--- Source material ---

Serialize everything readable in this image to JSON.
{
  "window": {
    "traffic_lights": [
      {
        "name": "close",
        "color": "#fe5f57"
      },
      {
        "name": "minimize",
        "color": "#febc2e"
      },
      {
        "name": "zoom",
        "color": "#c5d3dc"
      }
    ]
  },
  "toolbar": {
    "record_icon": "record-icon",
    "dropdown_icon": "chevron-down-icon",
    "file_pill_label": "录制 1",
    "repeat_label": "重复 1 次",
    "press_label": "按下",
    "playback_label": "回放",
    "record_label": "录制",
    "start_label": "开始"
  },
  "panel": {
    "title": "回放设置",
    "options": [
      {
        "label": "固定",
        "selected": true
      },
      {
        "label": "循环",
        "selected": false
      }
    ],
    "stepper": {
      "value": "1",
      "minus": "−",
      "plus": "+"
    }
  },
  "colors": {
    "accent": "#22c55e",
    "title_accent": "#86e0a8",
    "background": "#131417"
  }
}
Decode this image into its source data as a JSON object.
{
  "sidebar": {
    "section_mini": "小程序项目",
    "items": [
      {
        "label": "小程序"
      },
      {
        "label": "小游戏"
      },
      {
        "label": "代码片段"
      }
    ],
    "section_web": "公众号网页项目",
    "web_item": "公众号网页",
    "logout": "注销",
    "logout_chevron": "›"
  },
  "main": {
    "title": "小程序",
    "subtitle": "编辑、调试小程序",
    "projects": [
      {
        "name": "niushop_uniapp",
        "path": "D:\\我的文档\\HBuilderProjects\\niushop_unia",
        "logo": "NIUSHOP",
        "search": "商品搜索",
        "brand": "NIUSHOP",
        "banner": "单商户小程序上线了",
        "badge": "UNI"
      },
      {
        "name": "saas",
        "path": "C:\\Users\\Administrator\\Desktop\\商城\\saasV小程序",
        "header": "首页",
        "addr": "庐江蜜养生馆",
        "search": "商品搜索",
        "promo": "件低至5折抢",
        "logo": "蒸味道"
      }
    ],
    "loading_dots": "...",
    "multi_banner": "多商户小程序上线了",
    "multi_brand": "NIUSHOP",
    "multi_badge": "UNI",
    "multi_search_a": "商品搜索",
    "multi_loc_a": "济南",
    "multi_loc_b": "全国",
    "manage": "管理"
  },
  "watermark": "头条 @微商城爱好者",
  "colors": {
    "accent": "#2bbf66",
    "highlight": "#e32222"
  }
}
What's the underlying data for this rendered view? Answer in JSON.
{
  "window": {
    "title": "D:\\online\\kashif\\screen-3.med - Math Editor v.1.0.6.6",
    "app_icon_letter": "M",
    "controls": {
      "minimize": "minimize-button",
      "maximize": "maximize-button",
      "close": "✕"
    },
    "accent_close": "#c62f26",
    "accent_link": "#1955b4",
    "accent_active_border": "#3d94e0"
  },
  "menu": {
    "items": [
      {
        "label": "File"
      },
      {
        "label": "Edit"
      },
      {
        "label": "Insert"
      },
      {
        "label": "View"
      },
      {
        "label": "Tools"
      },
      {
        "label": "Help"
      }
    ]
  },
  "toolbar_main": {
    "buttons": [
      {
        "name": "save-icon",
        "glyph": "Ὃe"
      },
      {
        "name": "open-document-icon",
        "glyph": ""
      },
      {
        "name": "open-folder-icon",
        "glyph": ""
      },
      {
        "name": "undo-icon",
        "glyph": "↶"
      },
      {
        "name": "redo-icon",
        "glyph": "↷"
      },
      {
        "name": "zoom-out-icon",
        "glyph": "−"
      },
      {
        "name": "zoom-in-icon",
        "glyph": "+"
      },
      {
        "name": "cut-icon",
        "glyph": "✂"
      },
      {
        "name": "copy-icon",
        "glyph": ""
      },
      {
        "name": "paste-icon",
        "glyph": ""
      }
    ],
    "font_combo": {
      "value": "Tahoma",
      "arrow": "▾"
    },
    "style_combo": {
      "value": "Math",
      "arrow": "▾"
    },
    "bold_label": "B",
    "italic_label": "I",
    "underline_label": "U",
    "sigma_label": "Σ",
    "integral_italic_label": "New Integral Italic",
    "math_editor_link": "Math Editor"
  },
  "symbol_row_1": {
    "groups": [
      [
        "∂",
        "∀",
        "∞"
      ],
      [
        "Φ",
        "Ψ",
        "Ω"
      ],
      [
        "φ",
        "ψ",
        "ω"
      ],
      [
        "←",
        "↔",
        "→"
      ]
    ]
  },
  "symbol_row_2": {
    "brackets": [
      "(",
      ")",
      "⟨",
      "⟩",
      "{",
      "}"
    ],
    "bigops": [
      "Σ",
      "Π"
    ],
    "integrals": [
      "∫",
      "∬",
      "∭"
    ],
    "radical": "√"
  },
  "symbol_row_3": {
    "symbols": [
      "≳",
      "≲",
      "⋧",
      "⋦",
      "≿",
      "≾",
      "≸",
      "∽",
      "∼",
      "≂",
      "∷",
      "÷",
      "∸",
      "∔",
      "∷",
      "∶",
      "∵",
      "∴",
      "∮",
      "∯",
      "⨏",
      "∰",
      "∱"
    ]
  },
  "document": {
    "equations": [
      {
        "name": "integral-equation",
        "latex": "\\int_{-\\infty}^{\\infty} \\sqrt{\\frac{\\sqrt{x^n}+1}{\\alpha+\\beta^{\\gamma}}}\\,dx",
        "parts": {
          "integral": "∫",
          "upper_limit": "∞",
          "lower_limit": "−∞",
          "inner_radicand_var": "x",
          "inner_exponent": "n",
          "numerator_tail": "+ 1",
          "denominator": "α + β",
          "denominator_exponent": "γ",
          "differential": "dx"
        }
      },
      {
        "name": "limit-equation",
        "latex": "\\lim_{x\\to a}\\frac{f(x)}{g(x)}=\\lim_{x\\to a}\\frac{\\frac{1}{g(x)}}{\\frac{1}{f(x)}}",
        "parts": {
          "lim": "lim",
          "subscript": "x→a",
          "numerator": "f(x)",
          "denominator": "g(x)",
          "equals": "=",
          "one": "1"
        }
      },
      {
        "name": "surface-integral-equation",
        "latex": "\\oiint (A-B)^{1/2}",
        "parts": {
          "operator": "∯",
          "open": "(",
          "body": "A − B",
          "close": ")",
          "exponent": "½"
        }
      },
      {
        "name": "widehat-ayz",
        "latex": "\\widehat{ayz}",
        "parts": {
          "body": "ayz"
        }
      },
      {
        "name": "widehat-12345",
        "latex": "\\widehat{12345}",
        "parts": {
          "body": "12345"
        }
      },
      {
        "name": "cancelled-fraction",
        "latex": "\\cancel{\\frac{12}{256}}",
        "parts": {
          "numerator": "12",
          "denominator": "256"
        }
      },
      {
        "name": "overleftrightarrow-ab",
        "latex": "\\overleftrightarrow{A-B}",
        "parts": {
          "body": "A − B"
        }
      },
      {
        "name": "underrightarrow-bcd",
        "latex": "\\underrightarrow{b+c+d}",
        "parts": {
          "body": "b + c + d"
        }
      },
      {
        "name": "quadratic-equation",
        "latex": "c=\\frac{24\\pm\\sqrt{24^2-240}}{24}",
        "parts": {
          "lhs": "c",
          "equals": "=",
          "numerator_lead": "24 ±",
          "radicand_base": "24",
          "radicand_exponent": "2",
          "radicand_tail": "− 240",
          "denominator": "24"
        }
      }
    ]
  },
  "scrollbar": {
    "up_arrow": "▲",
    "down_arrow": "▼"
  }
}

---

Each entry is to be returned in full, character for character.

Solved exercise »
Serialize everything readable in this image to JSON.
{
  "window": {
    "traffic_lights": [
      {
        "name": "close",
        "color": "#fe5f57"
      },
      {
        "name": "minimize",
        "color": "#febc2e"
      },
      {
        "name": "zoom",
        "color": "#c5d3dc"
      }
    ]
  },
  "toolbar": {
    "record_icon": "record-icon",
    "dropdown_icon": "chevron-down-icon",
    "file_pill_label": "录制 1",
    "repeat_label": "重复 1 次",
    "press_label": "按下",
    "playback_label": "回放",
    "record_label": "录制",
    "start_label": "开始"
  },
  "panel": {
    "title": "回放设置",
    "options": [
      {
        "label": "固定",
        "selected": true
      },
      {
        "label": "循环",
        "selected": false
      }
    ],
    "stepper": {
      "value": "1",
      "minus": "−",
      "plus": "+"
    }
  },
  "colors": {
    "accent": "#22c55e",
    "title_accent": "#86e0a8",
    "background": "#131417"
  }
}
Decode this image into its source data as a JSON object.
{
  "sidebar": {
    "section_mini": "小程序项目",
    "items": [
      {
        "label": "小程序"
      },
      {
        "label": "小游戏"
      },
      {
        "label": "代码片段"
      }
    ],
    "section_web": "公众号网页项目",
    "web_item": "公众号网页",
    "logout": "注销",
    "logout_chevron": "›"
  },
  "main": {
    "title": "小程序",
    "subtitle": "编辑、调试小程序",
    "projects": [
      {
        "name": "niushop_uniapp",
        "path": "D:\\我的文档\\HBuilderProjects\\niushop_unia",
        "logo": "NIUSHOP",
        "search": "商品搜索",
        "brand": "NIUSHOP",
        "banner": "单商户小程序上线了",
        "badge": "UNI"
      },
      {
        "name": "saas",
        "path": "C:\\Users\\Administrator\\Desktop\\商城\\saasV小程序",
        "header": "首页",
        "addr": "庐江蜜养生馆",
        "search": "商品搜索",
        "promo": "件低至5折抢",
        "logo": "蒸味道"
      }
    ],
    "loading_dots": "...",
    "multi_banner": "多商户小程序上线了",
    "multi_brand": "NIUSHOP",
    "multi_badge": "UNI",
    "multi_search_a": "商品搜索",
    "multi_loc_a": "济南",
    "multi_loc_b": "全国",
    "manage": "管理"
  },
  "watermark": "头条 @微商城爱好者",
  "colors": {
    "accent": "#2bbf66",
    "highlight": "#e32222"
  }
}
What's the underlying data for this rendered view? Answer in JSON.
{
  "window": {
    "title": "D:\\online\\kashif\\screen-3.med - Math Editor v.1.0.6.6",
    "app_icon_letter": "M",
    "controls": {
      "minimize": "minimize-button",
      "maximize": "maximize-button",
      "close": "✕"
    },
    "accent_close": "#c62f26",
    "accent_link": "#1955b4",
    "accent_active_border": "#3d94e0"
  },
  "menu": {
    "items": [
      {
        "label": "File"
      },
      {
        "label": "Edit"
      },
      {
        "label": "Insert"
      },
      {
        "label": "View"
      },
      {
        "label": "Tools"
      },
      {
        "label": "Help"
      }
    ]
  },
  "toolbar_main": {
    "buttons": [
      {
        "name": "save-icon",
        "glyph": "Ὃe"
      },
      {
        "name": "open-document-icon",
        "glyph": ""
      },
      {
        "name": "open-folder-icon",
        "glyph": ""
      },
      {
        "name": "undo-icon",
        "glyph": "↶"
      },
      {
        "name": "redo-icon",
        "glyph": "↷"
      },
      {
        "name": "zoom-out-icon",
        "glyph": "−"
      },
      {
        "name": "zoom-in-icon",
        "glyph": "+"
      },
      {
        "name": "cut-icon",
        "glyph": "✂"
      },
      {
        "name": "copy-icon",
        "glyph": ""
      },
      {
        "name": "paste-icon",
        "glyph": ""
      }
    ],
    "font_combo": {
      "value": "Tahoma",
      "arrow": "▾"
    },
    "style_combo": {
      "value": "Math",
      "arrow": "▾"
    },
    "bold_label": "B",
    "italic_label": "I",
    "underline_label": "U",
    "sigma_label": "Σ",
    "integral_italic_label": "New Integral Italic",
    "math_editor_link": "Math Editor"
  },
  "symbol_row_1": {
    "groups": [
      [
        "∂",
        "∀",
        "∞"
      ],
      [
        "Φ",
        "Ψ",
        "Ω"
      ],
      [
        "φ",
        "ψ",
        "ω"
      ],
      [
        "←",
        "↔",
        "→"
      ]
    ]
  },
  "symbol_row_2": {
    "brackets": [
      "(",
      ")",
      "⟨",
      "⟩",
      "{",
      "}"
    ],
    "bigops": [
      "Σ",
      "Π"
    ],
    "integrals": [
      "∫",
      "∬",
      "∭"
    ],
    "radical": "√"
  },
  "symbol_row_3": {
    "symbols": [
      "≳",
      "≲",
      "⋧",
      "⋦",
      "≿",
      "≾",
      "≸",
      "∽",
      "∼",
      "≂",
      "∷",
      "÷",
      "∸",
      "∔",
      "∷",
      "∶",
      "∵",
      "∴",
      "∮",
      "∯",
      "⨏",
      "∰",
      "∱"
    ]
  },
  "document": {
    "equations": [
      {
        "name": "integral-equation",
        "latex": "\\int_{-\\infty}^{\\infty} \\sqrt{\\frac{\\sqrt{x^n}+1}{\\alpha+\\beta^{\\gamma}}}\\,dx",
        "parts": {
          "integral": "∫",
          "upper_limit": "∞",
          "lower_limit": "−∞",
          "inner_radicand_var": "x",
          "inner_exponent": "n",
          "numerator_tail": "+ 1",
          "denominator": "α + β",
          "denominator_exponent": "γ",
          "differential": "dx"
        }
      },
      {
        "name": "limit-equation",
        "latex": "\\lim_{x\\to a}\\frac{f(x)}{g(x)}=\\lim_{x\\to a}\\frac{\\frac{1}{g(x)}}{\\frac{1}{f(x)}}",
        "parts": {
          "lim": "lim",
          "subscript": "x→a",
          "numerator": "f(x)",
          "denominator": "g(x)",
          "equals": "=",
          "one": "1"
        }
      },
      {
        "name": "surface-integral-equation",
        "latex": "\\oiint (A-B)^{1/2}",
        "parts": {
          "operator": "∯",
          "open": "(",
          "body": "A − B",
          "close": ")",
          "exponent": "½"
        }
      },
      {
        "name": "widehat-ayz",
        "latex": "\\widehat{ayz}",
        "parts": {
          "body": "ayz"
        }
      },
      {
        "name": "widehat-12345",
        "latex": "\\widehat{12345}",
        "parts": {
          "body": "12345"
        }
      },
      {
        "name": "cancelled-fraction",
        "latex": "\\cancel{\\frac{12}{256}}",
        "parts": {
          "numerator": "12",
          "denominator": "256"
        }
      },
      {
        "name": "overleftrightarrow-ab",
        "latex": "\\overleftrightarrow{A-B}",
        "parts": {
          "body": "A − B"
        }
      },
      {
        "name": "underrightarrow-bcd",
        "latex": "\\underrightarrow{b+c+d}",
        "parts": {
          "body": "b + c + d"
        }
      },
      {
        "name": "quadratic-equation",
        "latex": "c=\\frac{24\\pm\\sqrt{24^2-240}}{24}",
        "parts": {
          "lhs": "c",
          "equals": "=",
          "numerator_lead": "24 ±",
          "radicand_base": "24",
          "radicand_exponent": "2",
          "radicand_tail": "− 240",
          "denominator": "24"
        }
      }
    ]
  },
  "scrollbar": {
    "up_arrow": "▲",
    "down_arrow": "▼"
  }
}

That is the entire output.